◆ Task statement ◆
Reply with nothing except the number of lines that contain the word "Interest".
----- Working data
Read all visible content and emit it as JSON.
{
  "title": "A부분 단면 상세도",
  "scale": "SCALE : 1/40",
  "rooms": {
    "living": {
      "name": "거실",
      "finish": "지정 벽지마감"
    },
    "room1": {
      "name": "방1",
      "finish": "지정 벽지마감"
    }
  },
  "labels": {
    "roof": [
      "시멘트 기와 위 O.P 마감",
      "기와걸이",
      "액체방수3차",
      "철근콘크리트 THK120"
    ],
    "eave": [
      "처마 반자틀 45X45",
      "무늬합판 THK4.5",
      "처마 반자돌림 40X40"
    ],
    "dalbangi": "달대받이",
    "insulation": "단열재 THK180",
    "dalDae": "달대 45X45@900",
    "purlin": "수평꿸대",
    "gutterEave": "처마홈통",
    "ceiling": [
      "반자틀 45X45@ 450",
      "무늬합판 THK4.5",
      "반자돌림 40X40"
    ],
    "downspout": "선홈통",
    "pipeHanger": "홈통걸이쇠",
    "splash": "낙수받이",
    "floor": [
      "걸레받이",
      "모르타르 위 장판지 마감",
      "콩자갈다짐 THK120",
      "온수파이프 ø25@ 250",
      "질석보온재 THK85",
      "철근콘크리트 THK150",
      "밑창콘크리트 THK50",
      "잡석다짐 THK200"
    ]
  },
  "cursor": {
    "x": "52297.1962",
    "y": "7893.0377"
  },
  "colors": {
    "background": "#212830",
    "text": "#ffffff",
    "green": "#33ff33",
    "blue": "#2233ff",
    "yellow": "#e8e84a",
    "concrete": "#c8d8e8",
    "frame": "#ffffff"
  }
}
----------
----- Working data
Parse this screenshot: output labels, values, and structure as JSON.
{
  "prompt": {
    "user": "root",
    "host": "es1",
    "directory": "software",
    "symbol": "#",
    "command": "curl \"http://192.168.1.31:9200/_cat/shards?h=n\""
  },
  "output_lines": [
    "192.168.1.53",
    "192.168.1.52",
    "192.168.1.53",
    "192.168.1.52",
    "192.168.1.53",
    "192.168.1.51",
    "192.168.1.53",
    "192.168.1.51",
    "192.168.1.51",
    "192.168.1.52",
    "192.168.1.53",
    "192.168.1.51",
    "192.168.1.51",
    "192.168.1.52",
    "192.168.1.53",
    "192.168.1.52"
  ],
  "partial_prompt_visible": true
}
----------
----- Working data
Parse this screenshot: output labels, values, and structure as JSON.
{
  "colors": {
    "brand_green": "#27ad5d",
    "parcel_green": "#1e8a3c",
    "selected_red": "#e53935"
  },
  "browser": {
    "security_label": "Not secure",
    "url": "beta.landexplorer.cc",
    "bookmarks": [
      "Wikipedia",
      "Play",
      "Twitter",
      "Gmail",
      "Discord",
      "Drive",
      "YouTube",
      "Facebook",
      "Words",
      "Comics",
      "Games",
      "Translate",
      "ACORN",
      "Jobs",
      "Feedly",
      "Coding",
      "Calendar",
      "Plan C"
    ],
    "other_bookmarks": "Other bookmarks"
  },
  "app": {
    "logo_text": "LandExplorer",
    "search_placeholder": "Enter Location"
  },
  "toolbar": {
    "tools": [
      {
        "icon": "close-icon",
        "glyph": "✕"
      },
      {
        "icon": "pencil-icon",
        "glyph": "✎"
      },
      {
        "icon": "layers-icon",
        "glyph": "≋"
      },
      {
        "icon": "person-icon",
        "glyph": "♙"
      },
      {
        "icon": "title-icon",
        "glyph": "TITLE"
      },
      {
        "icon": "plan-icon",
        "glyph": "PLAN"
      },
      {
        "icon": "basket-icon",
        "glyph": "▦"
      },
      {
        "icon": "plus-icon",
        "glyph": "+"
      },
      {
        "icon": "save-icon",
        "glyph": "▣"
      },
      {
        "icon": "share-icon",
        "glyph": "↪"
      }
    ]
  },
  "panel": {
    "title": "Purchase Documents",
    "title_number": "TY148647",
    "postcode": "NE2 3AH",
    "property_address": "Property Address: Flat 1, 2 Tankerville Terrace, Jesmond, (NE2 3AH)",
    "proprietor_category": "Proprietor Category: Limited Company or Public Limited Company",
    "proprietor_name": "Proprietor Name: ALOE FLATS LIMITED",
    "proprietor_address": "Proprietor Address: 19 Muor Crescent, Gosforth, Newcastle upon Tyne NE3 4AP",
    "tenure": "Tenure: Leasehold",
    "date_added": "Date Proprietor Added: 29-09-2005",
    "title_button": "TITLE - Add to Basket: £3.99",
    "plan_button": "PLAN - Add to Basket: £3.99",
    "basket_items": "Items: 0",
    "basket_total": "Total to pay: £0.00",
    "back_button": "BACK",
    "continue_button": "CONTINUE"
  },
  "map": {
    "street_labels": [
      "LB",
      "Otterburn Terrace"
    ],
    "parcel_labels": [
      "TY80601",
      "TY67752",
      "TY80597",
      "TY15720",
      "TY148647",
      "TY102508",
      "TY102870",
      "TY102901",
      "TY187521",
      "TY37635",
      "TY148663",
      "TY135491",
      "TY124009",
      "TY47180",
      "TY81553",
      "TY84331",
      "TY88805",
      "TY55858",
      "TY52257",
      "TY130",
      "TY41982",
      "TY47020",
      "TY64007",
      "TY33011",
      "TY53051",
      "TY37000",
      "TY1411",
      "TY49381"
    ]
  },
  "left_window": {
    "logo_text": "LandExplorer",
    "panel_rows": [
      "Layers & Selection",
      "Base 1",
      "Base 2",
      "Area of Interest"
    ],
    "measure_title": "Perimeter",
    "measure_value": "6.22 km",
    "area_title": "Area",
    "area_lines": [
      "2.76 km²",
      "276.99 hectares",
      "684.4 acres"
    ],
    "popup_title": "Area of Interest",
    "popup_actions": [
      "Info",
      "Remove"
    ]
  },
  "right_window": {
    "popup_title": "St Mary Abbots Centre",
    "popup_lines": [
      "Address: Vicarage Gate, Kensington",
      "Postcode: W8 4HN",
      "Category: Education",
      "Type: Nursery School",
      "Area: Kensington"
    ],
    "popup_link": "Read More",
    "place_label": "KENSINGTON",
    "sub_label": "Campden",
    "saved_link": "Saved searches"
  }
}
----------
◆ Expected output ◆
2